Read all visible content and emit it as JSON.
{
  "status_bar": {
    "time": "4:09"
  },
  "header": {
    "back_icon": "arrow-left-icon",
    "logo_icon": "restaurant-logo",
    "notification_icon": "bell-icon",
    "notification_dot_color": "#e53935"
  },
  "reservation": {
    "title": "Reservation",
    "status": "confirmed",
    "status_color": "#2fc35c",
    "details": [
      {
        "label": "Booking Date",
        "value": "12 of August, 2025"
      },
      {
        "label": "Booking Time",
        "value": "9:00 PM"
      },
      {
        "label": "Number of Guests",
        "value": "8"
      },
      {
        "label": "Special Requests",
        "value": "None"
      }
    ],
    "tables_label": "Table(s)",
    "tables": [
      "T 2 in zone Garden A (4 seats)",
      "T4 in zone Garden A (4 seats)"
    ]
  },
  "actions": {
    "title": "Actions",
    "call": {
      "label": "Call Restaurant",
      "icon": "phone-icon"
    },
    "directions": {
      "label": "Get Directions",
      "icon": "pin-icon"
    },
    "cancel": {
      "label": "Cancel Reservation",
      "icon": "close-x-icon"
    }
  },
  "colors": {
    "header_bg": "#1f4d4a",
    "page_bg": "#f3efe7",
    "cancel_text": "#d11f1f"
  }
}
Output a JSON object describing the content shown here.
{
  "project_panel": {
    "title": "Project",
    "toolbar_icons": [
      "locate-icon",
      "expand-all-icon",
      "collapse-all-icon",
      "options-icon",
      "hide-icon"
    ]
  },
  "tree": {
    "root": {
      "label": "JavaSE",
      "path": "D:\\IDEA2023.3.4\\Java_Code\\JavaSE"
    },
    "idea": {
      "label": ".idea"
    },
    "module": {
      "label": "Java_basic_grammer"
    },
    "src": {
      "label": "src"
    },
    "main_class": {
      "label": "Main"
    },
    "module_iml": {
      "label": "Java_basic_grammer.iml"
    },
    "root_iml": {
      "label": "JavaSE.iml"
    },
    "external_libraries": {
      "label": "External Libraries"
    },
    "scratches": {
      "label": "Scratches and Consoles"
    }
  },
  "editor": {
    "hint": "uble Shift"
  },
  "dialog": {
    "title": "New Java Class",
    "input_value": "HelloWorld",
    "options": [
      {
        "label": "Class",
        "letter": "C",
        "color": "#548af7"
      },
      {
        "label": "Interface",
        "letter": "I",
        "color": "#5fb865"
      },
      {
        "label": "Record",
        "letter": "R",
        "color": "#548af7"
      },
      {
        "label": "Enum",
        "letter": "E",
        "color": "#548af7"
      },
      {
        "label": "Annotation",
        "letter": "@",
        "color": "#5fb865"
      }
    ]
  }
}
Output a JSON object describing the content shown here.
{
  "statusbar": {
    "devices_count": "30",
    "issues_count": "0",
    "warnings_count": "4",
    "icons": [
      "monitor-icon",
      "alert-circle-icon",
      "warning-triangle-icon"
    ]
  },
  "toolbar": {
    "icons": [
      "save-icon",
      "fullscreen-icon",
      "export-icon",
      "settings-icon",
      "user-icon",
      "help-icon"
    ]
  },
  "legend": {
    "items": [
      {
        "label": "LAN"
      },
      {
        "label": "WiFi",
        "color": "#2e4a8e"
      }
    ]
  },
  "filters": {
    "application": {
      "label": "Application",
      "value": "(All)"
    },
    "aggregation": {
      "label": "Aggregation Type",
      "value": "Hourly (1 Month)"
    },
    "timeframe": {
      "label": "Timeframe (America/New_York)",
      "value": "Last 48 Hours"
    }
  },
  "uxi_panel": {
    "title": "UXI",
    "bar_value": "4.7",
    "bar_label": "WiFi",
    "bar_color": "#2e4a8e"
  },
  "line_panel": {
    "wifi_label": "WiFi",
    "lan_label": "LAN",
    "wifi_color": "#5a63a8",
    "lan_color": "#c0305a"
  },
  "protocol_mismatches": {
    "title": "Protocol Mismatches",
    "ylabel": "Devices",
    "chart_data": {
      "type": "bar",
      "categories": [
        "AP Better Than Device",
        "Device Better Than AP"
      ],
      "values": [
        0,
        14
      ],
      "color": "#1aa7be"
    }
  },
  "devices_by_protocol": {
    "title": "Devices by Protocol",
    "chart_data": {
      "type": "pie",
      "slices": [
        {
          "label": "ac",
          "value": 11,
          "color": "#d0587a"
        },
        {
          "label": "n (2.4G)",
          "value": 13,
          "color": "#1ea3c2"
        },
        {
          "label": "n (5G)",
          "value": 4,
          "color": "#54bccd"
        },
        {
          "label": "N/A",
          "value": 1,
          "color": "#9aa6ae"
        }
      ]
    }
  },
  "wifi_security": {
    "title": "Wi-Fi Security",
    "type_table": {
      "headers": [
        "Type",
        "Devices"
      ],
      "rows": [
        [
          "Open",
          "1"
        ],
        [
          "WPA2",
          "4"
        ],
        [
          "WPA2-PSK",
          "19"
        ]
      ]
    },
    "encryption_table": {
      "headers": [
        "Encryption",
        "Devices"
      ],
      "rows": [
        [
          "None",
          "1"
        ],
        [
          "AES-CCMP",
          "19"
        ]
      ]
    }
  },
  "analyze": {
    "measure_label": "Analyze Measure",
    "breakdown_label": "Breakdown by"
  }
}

────

Write all of the records out again exactly.

Read all visible content and emit it as JSON.
{
  "status_bar": {
    "time": "4:09"
  },
  "header": {
    "back_icon": "arrow-left-icon",
    "logo_icon": "restaurant-logo",
    "notification_icon": "bell-icon",
    "notification_dot_color": "#e53935"
  },
  "reservation": {
    "title": "Reservation",
    "status": "confirmed",
    "status_color": "#2fc35c",
    "details": [
      {
        "label": "Booking Date",
        "value": "12 of August, 2025"
      },
      {
        "label": "Booking Time",
        "value": "9:00 PM"
      },
      {
        "label": "Number of Guests",
        "value": "8"
      },
      {
        "label": "Special Requests",
        "value": "None"
      }
    ],
    "tables_label": "Table(s)",
    "tables": [
      "T 2 in zone Garden A (4 seats)",
      "T4 in zone Garden A (4 seats)"
    ]
  },
  "actions": {
    "title": "Actions",
    "call": {
      "label": "Call Restaurant",
      "icon": "phone-icon"
    },
    "directions": {
      "label": "Get Directions",
      "icon": "pin-icon"
    },
    "cancel": {
      "label": "Cancel Reservation",
      "icon": "close-x-icon"
    }
  },
  "colors": {
    "header_bg": "#1f4d4a",
    "page_bg": "#f3efe7",
    "cancel_text": "#d11f1f"
  }
}
Output a JSON object describing the content shown here.
{
  "project_panel": {
    "title": "Project",
    "toolbar_icons": [
      "locate-icon",
      "expand-all-icon",
      "collapse-all-icon",
      "options-icon",
      "hide-icon"
    ]
  },
  "tree": {
    "root": {
      "label": "JavaSE",
      "path": "D:\\IDEA2023.3.4\\Java_Code\\JavaSE"
    },
    "idea": {
      "label": ".idea"
    },
    "module": {
      "label": "Java_basic_grammer"
    },
    "src": {
      "label": "src"
    },
    "main_class": {
      "label": "Main"
    },
    "module_iml": {
      "label": "Java_basic_grammer.iml"
    },
    "root_iml": {
      "label": "JavaSE.iml"
    },
    "external_libraries": {
      "label": "External Libraries"
    },
    "scratches": {
      "label": "Scratches and Consoles"
    }
  },
  "editor": {
    "hint": "uble Shift"
  },
  "dialog": {
    "title": "New Java Class",
    "input_value": "HelloWorld",
    "options": [
      {
        "label": "Class",
        "letter": "C",
        "color": "#548af7"
      },
      {
        "label": "Interface",
        "letter": "I",
        "color": "#5fb865"
      },
      {
        "label": "Record",
        "letter": "R",
        "color": "#548af7"
      },
      {
        "label": "Enum",
        "letter": "E",
        "color": "#548af7"
      },
      {
        "label": "Annotation",
        "letter": "@",
        "color": "#5fb865"
      }
    ]
  }
}
Output a JSON object describing the content shown here.
{
  "statusbar": {
    "devices_count": "30",
    "issues_count": "0",
    "warnings_count": "4",
    "icons": [
      "monitor-icon",
      "alert-circle-icon",
      "warning-triangle-icon"
    ]
  },
  "toolbar": {
    "icons": [
      "save-icon",
      "fullscreen-icon",
      "export-icon",
      "settings-icon",
      "user-icon",
      "help-icon"
    ]
  },
  "legend": {
    "items": [
      {
        "label": "LAN"
      },
      {
        "label": "WiFi",
        "color": "#2e4a8e"
      }
    ]
  },
  "filters": {
    "application": {
      "label": "Application",
      "value": "(All)"
    },
    "aggregation": {
      "label": "Aggregation Type",
      "value": "Hourly (1 Month)"
    },
    "timeframe": {
      "label": "Timeframe (America/New_York)",
      "value": "Last 48 Hours"
    }
  },
  "uxi_panel": {
    "title": "UXI",
    "bar_value": "4.7",
    "bar_label": "WiFi",
    "bar_color": "#2e4a8e"
  },
  "line_panel": {
    "wifi_label": "WiFi",
    "lan_label": "LAN",
    "wifi_color": "#5a63a8",
    "lan_color": "#c0305a"
  },
  "protocol_mismatches": {
    "title": "Protocol Mismatches",
    "ylabel": "Devices",
    "chart_data": {
      "type": "bar",
      "categories": [
        "AP Better Than Device",
        "Device Better Than AP"
      ],
      "values": [
        0,
        14
      ],
      "color": "#1aa7be"
    }
  },
  "devices_by_protocol": {
    "title": "Devices by Protocol",
    "chart_data": {
      "type": "pie",
      "slices": [
        {
          "label": "ac",
          "value": 11,
          "color": "#d0587a"
        },
        {
          "label": "n (2.4G)",
          "value": 13,
          "color": "#1ea3c2"
        },
        {
          "label": "n (5G)",
          "value": 4,
          "color": "#54bccd"
        },
        {
          "label": "N/A",
          "value": 1,
          "color": "#9aa6ae"
        }
      ]
    }
  },
  "wifi_security": {
    "title": "Wi-Fi Security",
    "type_table": {
      "headers": [
        "Type",
        "Devices"
      ],
      "rows": [
        [
          "Open",
          "1"
        ],
        [
          "WPA2",
          "4"
        ],
        [
          "WPA2-PSK",
          "19"
        ]
      ]
    },
    "encryption_table": {
      "headers": [
        "Encryption",
        "Devices"
      ],
      "rows": [
        [
          "None",
          "1"
        ],
        [
          "AES-CCMP",
          "19"
        ]
      ]
    }
  },
  "analyze": {
    "measure_label": "Analyze Measure",
    "breakdown_label": "Breakdown by"
  }
}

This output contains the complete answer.